GOAL OF THE EXERCISE »
Identify the lines holding "规定执行" and copy them.

## START MATERIAL

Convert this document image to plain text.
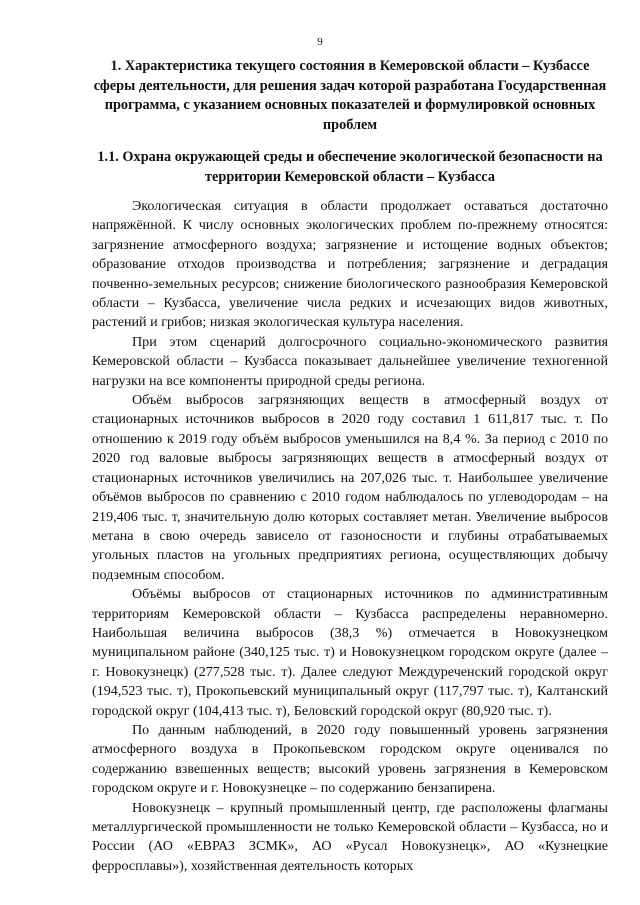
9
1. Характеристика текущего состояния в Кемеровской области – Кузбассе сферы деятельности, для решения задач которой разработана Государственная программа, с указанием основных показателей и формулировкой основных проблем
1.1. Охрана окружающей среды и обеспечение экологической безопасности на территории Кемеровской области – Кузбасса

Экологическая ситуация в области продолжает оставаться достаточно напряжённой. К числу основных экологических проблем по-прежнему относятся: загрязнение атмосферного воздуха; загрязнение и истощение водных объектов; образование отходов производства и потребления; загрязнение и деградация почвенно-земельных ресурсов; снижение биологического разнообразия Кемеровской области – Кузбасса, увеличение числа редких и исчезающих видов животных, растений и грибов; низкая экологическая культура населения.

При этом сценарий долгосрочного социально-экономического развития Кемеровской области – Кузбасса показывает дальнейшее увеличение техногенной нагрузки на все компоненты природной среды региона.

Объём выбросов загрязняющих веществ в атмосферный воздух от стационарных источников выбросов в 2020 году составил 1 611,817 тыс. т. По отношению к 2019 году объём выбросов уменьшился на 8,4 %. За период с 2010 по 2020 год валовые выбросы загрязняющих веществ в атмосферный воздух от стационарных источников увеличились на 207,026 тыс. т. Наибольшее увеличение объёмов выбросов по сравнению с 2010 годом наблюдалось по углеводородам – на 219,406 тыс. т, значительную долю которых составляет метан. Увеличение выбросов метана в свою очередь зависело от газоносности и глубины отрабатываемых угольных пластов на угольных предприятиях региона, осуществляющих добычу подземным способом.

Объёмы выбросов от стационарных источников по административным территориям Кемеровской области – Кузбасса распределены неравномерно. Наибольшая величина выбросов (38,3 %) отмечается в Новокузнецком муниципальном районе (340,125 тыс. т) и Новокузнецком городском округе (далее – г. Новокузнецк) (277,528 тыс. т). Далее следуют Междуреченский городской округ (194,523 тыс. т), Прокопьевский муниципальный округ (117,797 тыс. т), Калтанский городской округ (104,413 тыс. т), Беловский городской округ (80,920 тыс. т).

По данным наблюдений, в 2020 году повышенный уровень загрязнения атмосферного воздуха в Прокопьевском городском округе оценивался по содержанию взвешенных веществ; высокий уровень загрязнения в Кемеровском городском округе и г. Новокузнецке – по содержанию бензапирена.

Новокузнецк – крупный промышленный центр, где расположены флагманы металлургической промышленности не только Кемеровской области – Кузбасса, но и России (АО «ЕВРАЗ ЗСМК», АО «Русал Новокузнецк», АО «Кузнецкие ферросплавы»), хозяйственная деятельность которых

## END MATERIAL
## START MATERIAL

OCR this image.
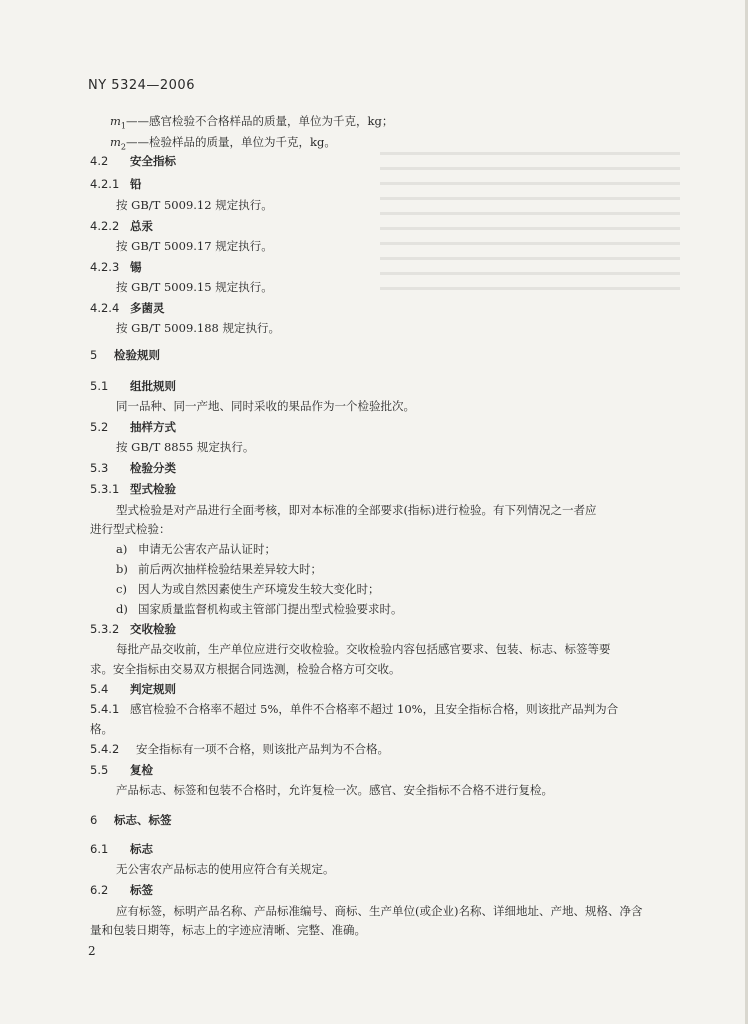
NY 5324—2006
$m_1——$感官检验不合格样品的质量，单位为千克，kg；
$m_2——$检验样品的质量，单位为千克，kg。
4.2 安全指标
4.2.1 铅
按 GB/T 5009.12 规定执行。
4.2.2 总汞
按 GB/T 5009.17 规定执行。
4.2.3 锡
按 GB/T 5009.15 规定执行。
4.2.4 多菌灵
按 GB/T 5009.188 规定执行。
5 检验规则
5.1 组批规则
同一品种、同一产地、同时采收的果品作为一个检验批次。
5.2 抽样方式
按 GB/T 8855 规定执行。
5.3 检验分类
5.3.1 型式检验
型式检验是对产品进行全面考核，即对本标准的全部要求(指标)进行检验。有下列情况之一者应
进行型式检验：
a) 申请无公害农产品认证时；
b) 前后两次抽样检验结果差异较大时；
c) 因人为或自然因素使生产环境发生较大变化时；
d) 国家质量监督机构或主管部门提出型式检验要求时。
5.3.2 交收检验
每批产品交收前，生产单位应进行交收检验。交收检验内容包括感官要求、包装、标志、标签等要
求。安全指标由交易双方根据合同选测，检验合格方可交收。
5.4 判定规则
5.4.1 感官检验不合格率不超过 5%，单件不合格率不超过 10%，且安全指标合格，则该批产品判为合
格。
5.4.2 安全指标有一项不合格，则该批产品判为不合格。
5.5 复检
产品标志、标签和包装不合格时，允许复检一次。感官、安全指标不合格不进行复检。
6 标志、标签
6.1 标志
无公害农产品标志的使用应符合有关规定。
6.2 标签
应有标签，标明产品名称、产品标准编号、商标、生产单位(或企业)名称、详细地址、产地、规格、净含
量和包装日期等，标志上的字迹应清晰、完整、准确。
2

## END MATERIAL

CORRECT RESPONSE »
按 GB/T 5009.12 规定执行。
按 GB/T 5009.17 规定执行。
按 GB/T 5009.15 规定执行。
按 GB/T 5009.188 规定执行。
按 GB/T 8855 规定执行。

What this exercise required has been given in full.